Stored data

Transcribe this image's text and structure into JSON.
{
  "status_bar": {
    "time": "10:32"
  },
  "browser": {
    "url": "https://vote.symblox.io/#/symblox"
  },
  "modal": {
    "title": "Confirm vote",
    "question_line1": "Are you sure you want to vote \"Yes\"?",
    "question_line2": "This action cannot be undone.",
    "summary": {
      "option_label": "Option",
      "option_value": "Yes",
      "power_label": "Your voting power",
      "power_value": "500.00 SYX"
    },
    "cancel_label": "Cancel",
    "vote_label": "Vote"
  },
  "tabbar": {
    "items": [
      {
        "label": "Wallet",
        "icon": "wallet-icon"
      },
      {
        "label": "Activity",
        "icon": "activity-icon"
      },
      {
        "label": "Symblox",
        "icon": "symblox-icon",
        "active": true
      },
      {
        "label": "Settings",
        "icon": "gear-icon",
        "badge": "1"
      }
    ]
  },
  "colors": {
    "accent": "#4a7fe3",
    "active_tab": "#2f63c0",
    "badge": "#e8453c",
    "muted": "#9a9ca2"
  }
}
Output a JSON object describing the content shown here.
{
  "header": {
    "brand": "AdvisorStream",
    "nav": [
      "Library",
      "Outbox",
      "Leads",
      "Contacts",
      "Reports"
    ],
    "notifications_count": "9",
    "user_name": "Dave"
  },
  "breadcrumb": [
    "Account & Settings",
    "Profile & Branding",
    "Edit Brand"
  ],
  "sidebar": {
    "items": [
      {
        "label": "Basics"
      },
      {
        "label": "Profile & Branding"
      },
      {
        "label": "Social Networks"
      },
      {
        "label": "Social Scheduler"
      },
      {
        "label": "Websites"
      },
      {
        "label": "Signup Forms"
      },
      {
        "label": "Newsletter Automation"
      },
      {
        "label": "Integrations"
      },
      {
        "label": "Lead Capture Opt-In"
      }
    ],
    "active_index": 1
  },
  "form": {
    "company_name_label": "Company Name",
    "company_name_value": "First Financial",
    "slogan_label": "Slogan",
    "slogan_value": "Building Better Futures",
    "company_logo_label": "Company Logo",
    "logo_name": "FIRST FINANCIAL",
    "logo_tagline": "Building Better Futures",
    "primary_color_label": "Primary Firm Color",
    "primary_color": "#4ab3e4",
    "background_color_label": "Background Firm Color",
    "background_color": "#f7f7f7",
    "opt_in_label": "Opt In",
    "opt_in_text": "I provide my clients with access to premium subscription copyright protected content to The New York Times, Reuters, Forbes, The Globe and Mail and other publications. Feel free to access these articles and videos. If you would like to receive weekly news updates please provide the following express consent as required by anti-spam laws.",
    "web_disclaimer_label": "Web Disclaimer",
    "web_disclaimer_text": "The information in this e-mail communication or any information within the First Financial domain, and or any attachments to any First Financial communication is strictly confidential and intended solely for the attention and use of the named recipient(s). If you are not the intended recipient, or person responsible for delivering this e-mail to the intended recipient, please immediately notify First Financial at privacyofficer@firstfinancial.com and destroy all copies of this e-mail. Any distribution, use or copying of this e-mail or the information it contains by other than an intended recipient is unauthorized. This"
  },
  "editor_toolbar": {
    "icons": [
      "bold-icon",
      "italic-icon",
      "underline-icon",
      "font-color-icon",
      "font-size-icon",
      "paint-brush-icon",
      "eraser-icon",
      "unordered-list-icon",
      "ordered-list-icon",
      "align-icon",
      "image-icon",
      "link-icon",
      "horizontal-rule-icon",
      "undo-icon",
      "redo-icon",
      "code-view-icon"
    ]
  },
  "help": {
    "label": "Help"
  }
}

Objective » Search the data above for the string "please" and copy each line that has it.

Full output »
    "opt_in_text": "I provide my clients with access to premium subscription copyright protected content to The New York Times, Reuters, Forbes, The Globe and Mail and other publications. Feel free to access these articles and videos. If you would like to receive weekly news updates please provide the following express consent as required by anti-spam laws.",
    "web_disclaimer_text": "The information in this e-mail communication or any information within the First Financial domain, and or any attachments to any First Financial communication is strictly confidential and intended solely for the attention and use of the named recipient(s). If you are not the intended recipient, or person responsible for delivering this e-mail to the intended recipient, please immediately notify First Financial at privacyofficer@firstfinancial.com and destroy all copies of this e-mail. Any distribution, use or copying of this e-mail or the information it contains by other than an intended recipient is unauthorized. This"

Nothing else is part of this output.